WORK TO BE COMPLETED. Return the records word for word. Any pictures in them are not part of the copy.

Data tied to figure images
......
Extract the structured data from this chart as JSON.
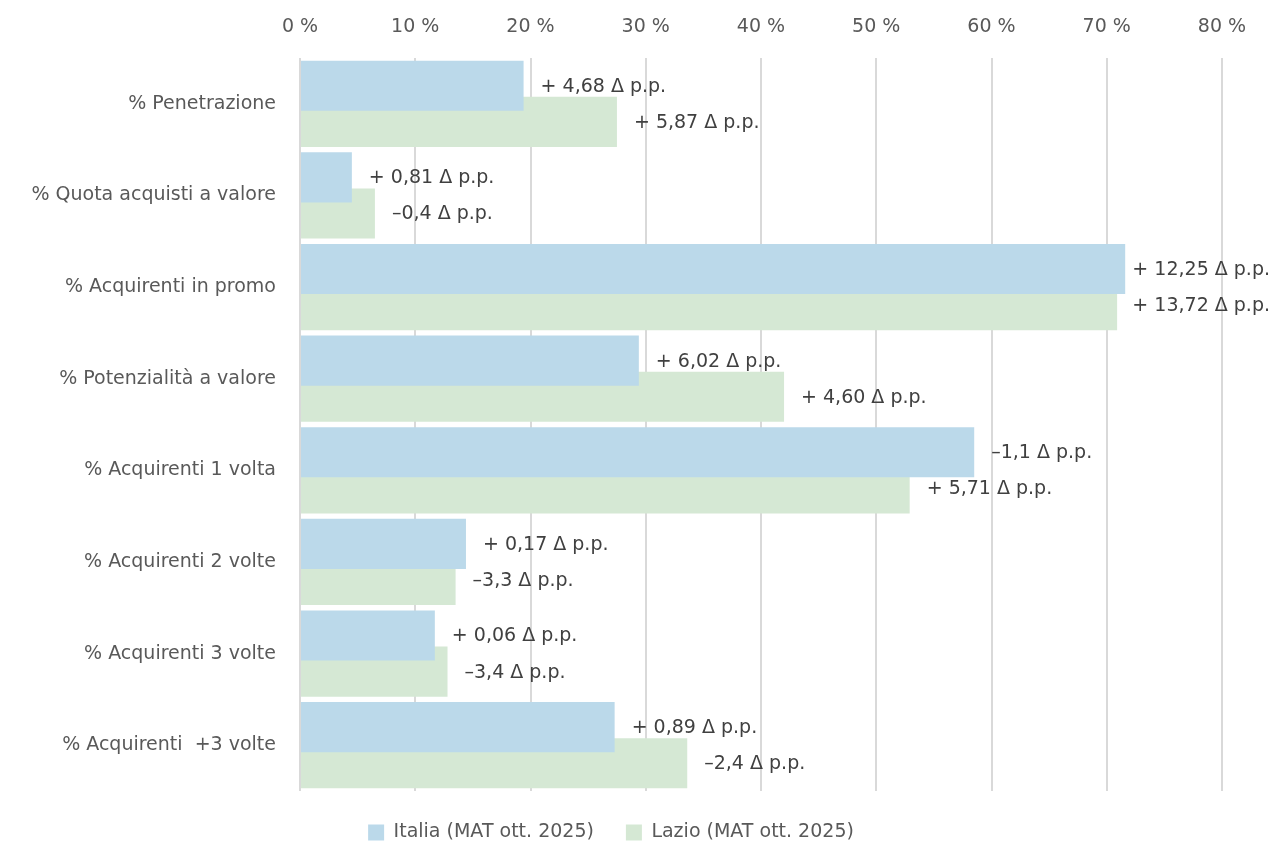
{
  "chart_data": {
    "type": "bar",
    "orientation": "horizontal",
    "categories": [
      "% Penetrazione",
      "% Quota acquisti a valore",
      "% Acquirenti in promo",
      "% Potenzialità a valore",
      "% Acquirenti 1 volta",
      "% Acquirenti 2 volte",
      "% Acquirenti 3 volte",
      "% Acquirenti  +3 volte"
    ],
    "series": [
      {
        "name": "Italia (MAT ott. 2025)",
        "color": "#bbd9ea",
        "values": [
          19.4,
          4.5,
          71.6,
          29.4,
          58.5,
          14.4,
          11.7,
          27.3
        ]
      },
      {
        "name": "Lazio (MAT ott. 2025)",
        "color": "#d5e8d4",
        "values": [
          27.5,
          6.5,
          70.9,
          42.0,
          52.9,
          13.5,
          12.8,
          33.6
        ]
      }
    ],
    "annotations": [
      {
        "text": "+ 4,68 Δ p.p.",
        "x": 19.4,
        "y": "% Penetrazione"
      },
      {
        "text": "+ 5,87 Δ p.p.",
        "x": 27.5,
        "y": "% Penetrazione"
      },
      {
        "text": "+ 0,81 Δ p.p.",
        "x": 4.5,
        "y": "% Quota acquisti a valore"
      },
      {
        "text": "–0,4 Δ p.p.",
        "x": 6.5,
        "y": "% Quota acquisti a valore"
      },
      {
        "text": "+ 12,25 Δ p.p.",
        "x": 71.6,
        "y": "% Acquirenti in promo"
      },
      {
        "text": "+ 13,72 Δ p.p.",
        "x": 70.9,
        "y": "% Acquirenti in promo"
      },
      {
        "text": "+ 6,02 Δ p.p.",
        "x": 29.4,
        "y": "% Potenzialità a valore"
      },
      {
        "text": "+ 4,60 Δ p.p.",
        "x": 42.0,
        "y": "% Potenzialità a valore"
      },
      {
        "text": "–1,1 Δ p.p.",
        "x": 58.5,
        "y": "% Acquirenti 1 volta"
      },
      {
        "text": "+ 5,71 Δ p.p.",
        "x": 52.9,
        "y": "% Acquirenti 1 volta"
      },
      {
        "text": "+ 0,17 Δ p.p.",
        "x": 14.4,
        "y": "% Acquirenti 2 volte"
      },
      {
        "text": "–3,3 Δ p.p.",
        "x": 13.5,
        "y": "% Acquirenti 2 volte"
      },
      {
        "text": "+ 0,06 Δ p.p.",
        "x": 11.7,
        "y": "% Acquirenti 3 volte"
      },
      {
        "text": "–3,4 Δ p.p.",
        "x": 12.8,
        "y": "% Acquirenti 3 volte"
      },
      {
        "text": "+ 0,89 Δ p.p.",
        "x": 27.3,
        "y": "% Acquirenti  +3 volte"
      },
      {
        "text": "–2,4 Δ p.p.",
        "x": 33.6,
        "y": "% Acquirenti  +3 volte"
      }
    ],
    "xlim": [
      0,
      80
    ],
    "xticks": [
      {
        "value": 0,
        "label": "0 %"
      },
      {
        "value": 10,
        "label": "10 %"
      },
      {
        "value": 20,
        "label": "20 %"
      },
      {
        "value": 30,
        "label": "30 %"
      },
      {
        "value": 40,
        "label": "40 %"
      },
      {
        "value": 50,
        "label": "50 %"
      },
      {
        "value": 60,
        "label": "60 %"
      },
      {
        "value": 70,
        "label": "70 %"
      },
      {
        "value": 80,
        "label": "80 %"
      }
    ],
    "grid": "x",
    "legend": "bottom"
  }
}
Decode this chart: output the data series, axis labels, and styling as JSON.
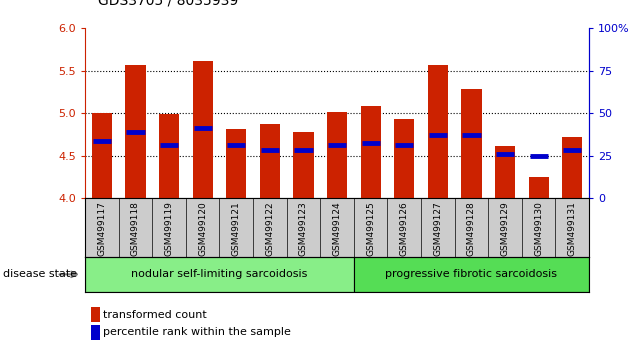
{
  "title": "GDS3705 / 8035939",
  "samples": [
    "GSM499117",
    "GSM499118",
    "GSM499119",
    "GSM499120",
    "GSM499121",
    "GSM499122",
    "GSM499123",
    "GSM499124",
    "GSM499125",
    "GSM499126",
    "GSM499127",
    "GSM499128",
    "GSM499129",
    "GSM499130",
    "GSM499131"
  ],
  "bar_heights": [
    5.0,
    5.57,
    4.99,
    5.61,
    4.82,
    4.87,
    4.78,
    5.02,
    5.08,
    4.93,
    5.57,
    5.28,
    4.61,
    4.25,
    4.72
  ],
  "percentile_values": [
    4.67,
    4.78,
    4.63,
    4.83,
    4.63,
    4.57,
    4.57,
    4.63,
    4.65,
    4.63,
    4.75,
    4.75,
    4.52,
    4.5,
    4.57
  ],
  "bar_bottom": 4.0,
  "ylim_left": [
    4.0,
    6.0
  ],
  "ylim_right": [
    0,
    100
  ],
  "yticks_left": [
    4.0,
    4.5,
    5.0,
    5.5,
    6.0
  ],
  "yticks_right": [
    0,
    25,
    50,
    75,
    100
  ],
  "bar_color": "#cc2200",
  "percentile_color": "#0000cc",
  "group1_label": "nodular self-limiting sarcoidosis",
  "group2_label": "progressive fibrotic sarcoidosis",
  "group1_count": 8,
  "group2_count": 7,
  "group1_color": "#88ee88",
  "group2_color": "#55dd55",
  "disease_state_label": "disease state",
  "legend_bar_label": "transformed count",
  "legend_pct_label": "percentile rank within the sample",
  "bar_color_legend": "#cc2200",
  "percentile_color_legend": "#0000cc",
  "xlabel_color": "#cc2200",
  "right_axis_color": "#0000cc",
  "grid_color": "#000000",
  "sample_box_color": "#cccccc",
  "spine_color": "#000000"
}
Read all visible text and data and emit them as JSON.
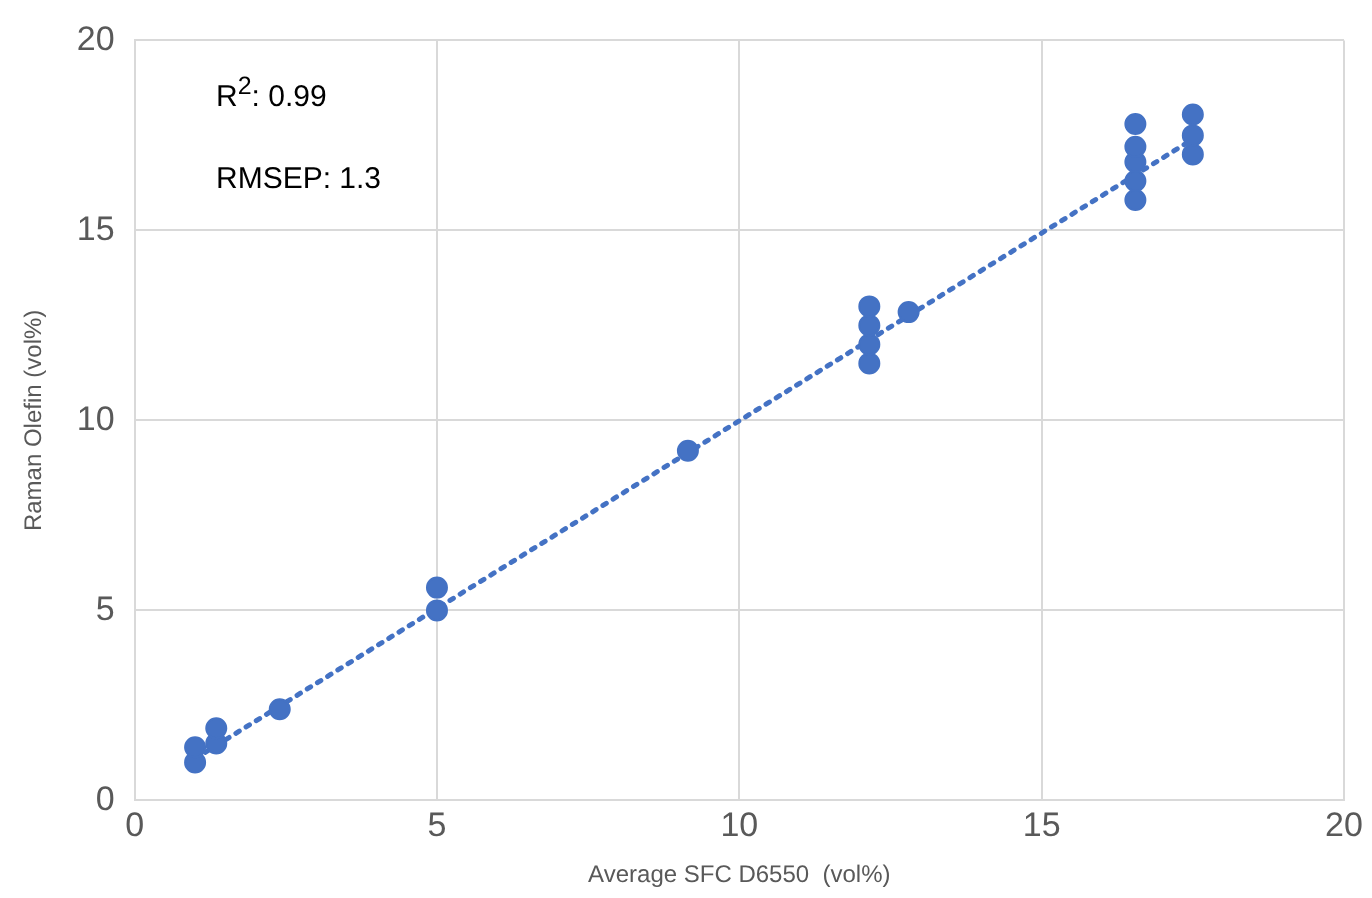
......
SOLVED PROBLEM.
Extract the structured data from this chart as JSON.
{
  "chart_data": {
    "type": "bar",
    "orientation": "horizontal",
    "categories": [
      "% Penetrazione",
      "% Quota acquisti a valore",
      "% Acquirenti in promo",
      "% Potenzialità a valore",
      "% Acquirenti 1 volta",
      "% Acquirenti 2 volte",
      "% Acquirenti 3 volte",
      "% Acquirenti  +3 volte"
    ],
    "series": [
      {
        "name": "Italia (MAT ott. 2025)",
        "color": "#bbd9ea",
        "values": [
          19.4,
          4.5,
          71.6,
          29.4,
          58.5,
          14.4,
          11.7,
          27.3
        ]
      },
      {
        "name": "Lazio (MAT ott. 2025)",
        "color": "#d5e8d4",
        "values": [
          27.5,
          6.5,
          70.9,
          42.0,
          52.9,
          13.5,
          12.8,
          33.6
        ]
      }
    ],
    "annotations": [
      {
        "text": "+ 4,68 Δ p.p.",
        "x": 19.4,
        "y": "% Penetrazione"
      },
      {
        "text": "+ 5,87 Δ p.p.",
        "x": 27.5,
        "y": "% Penetrazione"
      },
      {
        "text": "+ 0,81 Δ p.p.",
        "x": 4.5,
        "y": "% Quota acquisti a valore"
      },
      {
        "text": "–0,4 Δ p.p.",
        "x": 6.5,
        "y": "% Quota acquisti a valore"
      },
      {
        "text": "+ 12,25 Δ p.p.",
        "x": 71.6,
        "y": "% Acquirenti in promo"
      },
      {
        "text": "+ 13,72 Δ p.p.",
        "x": 70.9,
        "y": "% Acquirenti in promo"
      },
      {
        "text": "+ 6,02 Δ p.p.",
        "x": 29.4,
        "y": "% Potenzialità a valore"
      },
      {
        "text": "+ 4,60 Δ p.p.",
        "x": 42.0,
        "y": "% Potenzialità a valore"
      },
      {
        "text": "–1,1 Δ p.p.",
        "x": 58.5,
        "y": "% Acquirenti 1 volta"
      },
      {
        "text": "+ 5,71 Δ p.p.",
        "x": 52.9,
        "y": "% Acquirenti 1 volta"
      },
      {
        "text": "+ 0,17 Δ p.p.",
        "x": 14.4,
        "y": "% Acquirenti 2 volte"
      },
      {
        "text": "–3,3 Δ p.p.",
        "x": 13.5,
        "y": "% Acquirenti 2 volte"
      },
      {
        "text": "+ 0,06 Δ p.p.",
        "x": 11.7,
        "y": "% Acquirenti 3 volte"
      },
      {
        "text": "–3,4 Δ p.p.",
        "x": 12.8,
        "y": "% Acquirenti 3 volte"
      },
      {
        "text": "+ 0,89 Δ p.p.",
        "x": 27.3,
        "y": "% Acquirenti  +3 volte"
      },
      {
        "text": "–2,4 Δ p.p.",
        "x": 33.6,
        "y": "% Acquirenti  +3 volte"
      }
    ],
    "xlim": [
      0,
      80
    ],
    "xticks": [
      {
        "value": 0,
        "label": "0 %"
      },
      {
        "value": 10,
        "label": "10 %"
      },
      {
        "value": 20,
        "label": "20 %"
      },
      {
        "value": 30,
        "label": "30 %"
      },
      {
        "value": 40,
        "label": "40 %"
      },
      {
        "value": 50,
        "label": "50 %"
      },
      {
        "value": 60,
        "label": "60 %"
      },
      {
        "value": 70,
        "label": "70 %"
      },
      {
        "value": 80,
        "label": "80 %"
      }
    ],
    "grid": "x",
    "legend": "bottom"
  }
}
Decode this chart: output the data series, axis labels, and styling as JSON.
{
  "title": "GDS3705 / 8035939",
  "samples": [
    "GSM499117",
    "GSM499118",
    "GSM499119",
    "GSM499120",
    "GSM499121",
    "GSM499122",
    "GSM499123",
    "GSM499124",
    "GSM499125",
    "GSM499126",
    "GSM499127",
    "GSM499128",
    "GSM499129",
    "GSM499130",
    "GSM499131"
  ],
  "bar_heights": [
    5.0,
    5.57,
    4.99,
    5.61,
    4.82,
    4.87,
    4.78,
    5.02,
    5.08,
    4.93,
    5.57,
    5.28,
    4.61,
    4.25,
    4.72
  ],
  "percentile_values": [
    4.67,
    4.78,
    4.63,
    4.83,
    4.63,
    4.57,
    4.57,
    4.63,
    4.65,
    4.63,
    4.75,
    4.75,
    4.52,
    4.5,
    4.57
  ],
  "bar_bottom": 4.0,
  "ylim_left": [
    4.0,
    6.0
  ],
  "ylim_right": [
    0,
    100
  ],
  "yticks_left": [
    4.0,
    4.5,
    5.0,
    5.5,
    6.0
  ],
  "yticks_right": [
    0,
    25,
    50,
    75,
    100
  ],
  "bar_color": "#cc2200",
  "percentile_color": "#0000cc",
  "group1_label": "nodular self-limiting sarcoidosis",
  "group2_label": "progressive fibrotic sarcoidosis",
  "group1_count": 8,
  "group2_count": 7,
  "group1_color": "#88ee88",
  "group2_color": "#55dd55",
  "disease_state_label": "disease state",
  "legend_bar_label": "transformed count",
  "legend_pct_label": "percentile rank within the sample",
  "bar_color_legend": "#cc2200",
  "percentile_color_legend": "#0000cc",
  "xlabel_color": "#cc2200",
  "right_axis_color": "#0000cc",
  "grid_color": "#000000",
  "sample_box_color": "#cccccc",
  "spine_color": "#000000"
}
Read all visible text and data and emit them as JSON.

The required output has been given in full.